Extracted records
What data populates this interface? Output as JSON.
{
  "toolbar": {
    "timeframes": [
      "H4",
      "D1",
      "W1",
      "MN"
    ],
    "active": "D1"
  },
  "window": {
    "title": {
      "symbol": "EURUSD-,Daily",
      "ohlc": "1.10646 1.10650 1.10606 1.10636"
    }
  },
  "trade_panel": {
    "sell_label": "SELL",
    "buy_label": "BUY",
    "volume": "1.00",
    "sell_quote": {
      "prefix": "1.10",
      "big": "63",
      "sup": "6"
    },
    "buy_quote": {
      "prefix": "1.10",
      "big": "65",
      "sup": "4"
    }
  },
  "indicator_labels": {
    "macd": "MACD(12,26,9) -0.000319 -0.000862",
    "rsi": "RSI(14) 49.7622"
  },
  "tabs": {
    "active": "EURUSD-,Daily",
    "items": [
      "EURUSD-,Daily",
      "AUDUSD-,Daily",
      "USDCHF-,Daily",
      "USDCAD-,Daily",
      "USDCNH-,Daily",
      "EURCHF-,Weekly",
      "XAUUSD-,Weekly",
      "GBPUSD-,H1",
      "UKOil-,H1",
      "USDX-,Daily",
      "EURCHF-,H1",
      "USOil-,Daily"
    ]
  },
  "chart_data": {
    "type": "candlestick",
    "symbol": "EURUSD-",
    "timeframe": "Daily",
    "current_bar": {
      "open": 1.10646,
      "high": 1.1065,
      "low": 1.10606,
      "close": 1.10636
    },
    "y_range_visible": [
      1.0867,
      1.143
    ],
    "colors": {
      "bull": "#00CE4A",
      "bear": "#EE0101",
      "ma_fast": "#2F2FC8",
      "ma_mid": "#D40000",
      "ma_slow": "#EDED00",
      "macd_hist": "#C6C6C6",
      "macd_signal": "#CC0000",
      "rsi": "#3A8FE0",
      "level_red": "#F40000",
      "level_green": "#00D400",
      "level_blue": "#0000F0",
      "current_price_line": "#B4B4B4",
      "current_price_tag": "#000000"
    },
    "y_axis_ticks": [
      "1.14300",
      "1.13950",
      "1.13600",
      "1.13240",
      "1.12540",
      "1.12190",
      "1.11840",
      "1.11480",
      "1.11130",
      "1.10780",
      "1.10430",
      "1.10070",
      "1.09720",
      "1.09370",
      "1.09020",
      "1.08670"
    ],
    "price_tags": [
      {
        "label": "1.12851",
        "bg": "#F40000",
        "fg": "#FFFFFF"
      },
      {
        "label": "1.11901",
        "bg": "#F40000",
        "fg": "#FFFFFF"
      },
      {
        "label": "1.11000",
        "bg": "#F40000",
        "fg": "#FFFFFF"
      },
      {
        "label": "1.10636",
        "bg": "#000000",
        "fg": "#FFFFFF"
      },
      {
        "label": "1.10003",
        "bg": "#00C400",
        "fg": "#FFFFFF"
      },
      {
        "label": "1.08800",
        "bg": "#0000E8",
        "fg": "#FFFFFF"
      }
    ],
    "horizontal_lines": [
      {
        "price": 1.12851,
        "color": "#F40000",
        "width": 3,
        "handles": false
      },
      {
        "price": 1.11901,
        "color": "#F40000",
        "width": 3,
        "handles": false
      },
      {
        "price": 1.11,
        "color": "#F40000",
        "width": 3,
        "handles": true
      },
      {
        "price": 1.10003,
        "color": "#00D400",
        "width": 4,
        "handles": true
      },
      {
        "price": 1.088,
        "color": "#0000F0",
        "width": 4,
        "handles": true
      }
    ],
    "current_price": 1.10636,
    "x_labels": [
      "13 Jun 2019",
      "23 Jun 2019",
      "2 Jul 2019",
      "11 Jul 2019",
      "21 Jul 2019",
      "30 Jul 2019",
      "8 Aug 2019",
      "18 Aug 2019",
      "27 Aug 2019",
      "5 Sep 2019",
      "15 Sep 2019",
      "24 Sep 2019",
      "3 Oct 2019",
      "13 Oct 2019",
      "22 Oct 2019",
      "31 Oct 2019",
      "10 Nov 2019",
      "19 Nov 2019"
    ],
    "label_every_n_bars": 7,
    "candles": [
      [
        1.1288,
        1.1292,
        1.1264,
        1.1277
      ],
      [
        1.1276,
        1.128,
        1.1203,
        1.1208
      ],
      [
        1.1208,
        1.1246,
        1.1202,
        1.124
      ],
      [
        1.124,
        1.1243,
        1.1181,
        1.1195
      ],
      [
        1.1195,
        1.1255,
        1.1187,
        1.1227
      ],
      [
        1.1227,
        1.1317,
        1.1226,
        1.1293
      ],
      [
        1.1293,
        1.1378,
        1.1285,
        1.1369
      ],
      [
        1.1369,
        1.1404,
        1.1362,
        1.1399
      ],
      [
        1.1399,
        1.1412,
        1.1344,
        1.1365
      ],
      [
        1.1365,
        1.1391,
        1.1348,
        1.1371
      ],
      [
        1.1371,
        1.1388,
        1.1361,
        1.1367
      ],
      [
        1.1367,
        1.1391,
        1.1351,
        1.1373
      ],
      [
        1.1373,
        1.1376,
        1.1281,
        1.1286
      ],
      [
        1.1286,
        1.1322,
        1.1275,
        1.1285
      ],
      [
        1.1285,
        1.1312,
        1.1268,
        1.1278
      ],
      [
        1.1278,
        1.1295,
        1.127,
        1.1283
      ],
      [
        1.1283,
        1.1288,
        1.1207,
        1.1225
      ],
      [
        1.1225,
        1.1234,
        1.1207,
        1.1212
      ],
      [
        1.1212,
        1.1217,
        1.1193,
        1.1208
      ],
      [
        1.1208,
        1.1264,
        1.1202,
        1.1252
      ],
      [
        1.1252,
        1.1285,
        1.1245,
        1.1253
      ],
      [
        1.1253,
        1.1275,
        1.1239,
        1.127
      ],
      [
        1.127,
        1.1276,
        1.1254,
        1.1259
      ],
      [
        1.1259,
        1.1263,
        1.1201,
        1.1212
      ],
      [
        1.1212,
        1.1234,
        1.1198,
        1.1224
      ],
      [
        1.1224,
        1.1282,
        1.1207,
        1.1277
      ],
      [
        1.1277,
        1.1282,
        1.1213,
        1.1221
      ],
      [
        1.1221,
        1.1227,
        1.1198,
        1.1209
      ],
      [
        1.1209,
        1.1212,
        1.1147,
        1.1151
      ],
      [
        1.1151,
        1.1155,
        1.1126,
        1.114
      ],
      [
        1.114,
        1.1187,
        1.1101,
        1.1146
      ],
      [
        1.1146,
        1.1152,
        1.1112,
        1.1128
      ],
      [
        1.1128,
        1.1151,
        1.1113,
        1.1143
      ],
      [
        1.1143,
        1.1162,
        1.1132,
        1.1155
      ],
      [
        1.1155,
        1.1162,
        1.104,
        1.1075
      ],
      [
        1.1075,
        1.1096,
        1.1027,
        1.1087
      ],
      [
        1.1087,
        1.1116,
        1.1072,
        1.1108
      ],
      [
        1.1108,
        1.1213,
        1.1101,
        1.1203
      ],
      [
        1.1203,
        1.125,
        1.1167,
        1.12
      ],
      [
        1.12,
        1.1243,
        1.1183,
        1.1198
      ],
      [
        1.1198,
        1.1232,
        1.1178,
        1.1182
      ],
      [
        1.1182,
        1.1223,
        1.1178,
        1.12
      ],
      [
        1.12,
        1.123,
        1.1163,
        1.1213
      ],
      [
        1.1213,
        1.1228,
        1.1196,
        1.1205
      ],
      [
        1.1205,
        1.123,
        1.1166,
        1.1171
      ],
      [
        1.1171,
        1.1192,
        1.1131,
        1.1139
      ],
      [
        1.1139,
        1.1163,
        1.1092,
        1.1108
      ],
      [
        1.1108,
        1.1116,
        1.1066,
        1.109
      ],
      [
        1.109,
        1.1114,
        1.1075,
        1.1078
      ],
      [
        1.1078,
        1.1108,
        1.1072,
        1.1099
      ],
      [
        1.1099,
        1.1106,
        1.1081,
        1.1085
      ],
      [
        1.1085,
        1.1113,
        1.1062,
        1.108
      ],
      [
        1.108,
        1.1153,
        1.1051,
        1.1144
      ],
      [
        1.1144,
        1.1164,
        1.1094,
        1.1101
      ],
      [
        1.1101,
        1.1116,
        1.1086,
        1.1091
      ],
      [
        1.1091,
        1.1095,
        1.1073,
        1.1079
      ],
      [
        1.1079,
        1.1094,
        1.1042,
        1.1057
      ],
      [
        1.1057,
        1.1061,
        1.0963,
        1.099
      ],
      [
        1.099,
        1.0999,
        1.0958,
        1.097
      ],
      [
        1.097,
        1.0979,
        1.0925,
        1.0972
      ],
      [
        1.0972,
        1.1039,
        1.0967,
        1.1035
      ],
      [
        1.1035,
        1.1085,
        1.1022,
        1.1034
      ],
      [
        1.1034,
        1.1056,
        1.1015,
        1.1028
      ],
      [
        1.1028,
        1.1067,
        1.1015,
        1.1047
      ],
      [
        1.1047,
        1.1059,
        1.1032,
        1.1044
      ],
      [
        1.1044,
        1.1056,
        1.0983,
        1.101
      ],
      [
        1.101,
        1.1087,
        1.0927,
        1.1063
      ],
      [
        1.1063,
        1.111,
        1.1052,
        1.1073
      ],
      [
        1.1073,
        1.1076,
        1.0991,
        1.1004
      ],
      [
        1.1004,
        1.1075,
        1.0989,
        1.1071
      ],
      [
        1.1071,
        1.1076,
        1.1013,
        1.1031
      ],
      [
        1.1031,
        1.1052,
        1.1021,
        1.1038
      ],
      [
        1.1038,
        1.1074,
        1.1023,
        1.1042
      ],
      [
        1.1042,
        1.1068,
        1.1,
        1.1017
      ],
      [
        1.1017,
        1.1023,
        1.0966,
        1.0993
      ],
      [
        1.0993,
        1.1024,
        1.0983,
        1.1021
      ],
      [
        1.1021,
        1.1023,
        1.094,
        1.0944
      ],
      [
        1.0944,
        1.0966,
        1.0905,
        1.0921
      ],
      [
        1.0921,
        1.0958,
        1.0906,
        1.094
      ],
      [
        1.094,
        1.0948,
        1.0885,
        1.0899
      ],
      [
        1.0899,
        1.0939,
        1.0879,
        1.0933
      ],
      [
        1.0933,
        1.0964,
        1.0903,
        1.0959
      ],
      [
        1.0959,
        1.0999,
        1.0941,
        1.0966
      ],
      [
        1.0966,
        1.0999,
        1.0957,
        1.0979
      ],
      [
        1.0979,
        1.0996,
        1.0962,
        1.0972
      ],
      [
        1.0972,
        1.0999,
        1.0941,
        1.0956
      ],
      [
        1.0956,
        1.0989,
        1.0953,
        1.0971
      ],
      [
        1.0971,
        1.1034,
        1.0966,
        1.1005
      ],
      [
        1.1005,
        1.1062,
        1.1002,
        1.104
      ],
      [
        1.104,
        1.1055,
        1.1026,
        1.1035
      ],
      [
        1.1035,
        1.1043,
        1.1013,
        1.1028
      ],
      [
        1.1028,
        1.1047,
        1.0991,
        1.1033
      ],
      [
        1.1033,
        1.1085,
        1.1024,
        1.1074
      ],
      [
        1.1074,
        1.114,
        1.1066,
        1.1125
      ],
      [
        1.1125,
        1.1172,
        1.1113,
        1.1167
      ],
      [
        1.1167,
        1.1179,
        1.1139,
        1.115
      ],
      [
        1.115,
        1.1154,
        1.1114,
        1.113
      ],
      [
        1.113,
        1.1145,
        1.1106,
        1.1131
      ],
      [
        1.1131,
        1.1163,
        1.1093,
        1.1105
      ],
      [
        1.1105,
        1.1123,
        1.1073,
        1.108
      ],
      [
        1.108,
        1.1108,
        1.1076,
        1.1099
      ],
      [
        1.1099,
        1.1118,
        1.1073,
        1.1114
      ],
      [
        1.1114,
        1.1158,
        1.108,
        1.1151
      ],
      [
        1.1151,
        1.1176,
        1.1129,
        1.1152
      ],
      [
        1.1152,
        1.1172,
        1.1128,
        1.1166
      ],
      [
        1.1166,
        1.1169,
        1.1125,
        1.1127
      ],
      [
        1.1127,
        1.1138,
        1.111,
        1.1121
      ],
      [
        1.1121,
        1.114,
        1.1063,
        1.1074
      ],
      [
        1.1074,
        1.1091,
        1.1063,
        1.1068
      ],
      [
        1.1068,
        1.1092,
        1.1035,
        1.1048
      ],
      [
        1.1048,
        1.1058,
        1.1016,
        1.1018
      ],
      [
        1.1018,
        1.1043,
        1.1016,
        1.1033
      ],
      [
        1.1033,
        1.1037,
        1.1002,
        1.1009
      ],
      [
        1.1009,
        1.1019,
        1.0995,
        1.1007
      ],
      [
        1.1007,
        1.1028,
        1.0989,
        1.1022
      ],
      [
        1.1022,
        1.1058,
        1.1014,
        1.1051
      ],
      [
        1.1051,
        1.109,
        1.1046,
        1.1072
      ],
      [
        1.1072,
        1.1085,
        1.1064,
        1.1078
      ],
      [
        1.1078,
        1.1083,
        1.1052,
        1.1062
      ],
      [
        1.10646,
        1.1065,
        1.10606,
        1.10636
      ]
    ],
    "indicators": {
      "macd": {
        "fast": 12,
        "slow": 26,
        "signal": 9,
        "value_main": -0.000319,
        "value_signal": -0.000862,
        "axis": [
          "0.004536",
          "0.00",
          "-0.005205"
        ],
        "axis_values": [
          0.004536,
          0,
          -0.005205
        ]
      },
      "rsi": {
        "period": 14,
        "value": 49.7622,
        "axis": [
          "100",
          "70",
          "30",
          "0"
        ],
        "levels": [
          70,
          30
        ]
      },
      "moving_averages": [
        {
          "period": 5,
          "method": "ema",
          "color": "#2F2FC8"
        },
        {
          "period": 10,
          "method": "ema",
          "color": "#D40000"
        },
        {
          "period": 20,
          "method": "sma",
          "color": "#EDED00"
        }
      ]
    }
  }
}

Given instruction —
Using the listing, copy every line where the word "EURUSD" shows up.

Answer to this exercise —
      "symbol": "EURUSD-,Daily",
    "active": "EURUSD-,Daily",
      "EURUSD-,Daily",
    "symbol": "EURUSD-",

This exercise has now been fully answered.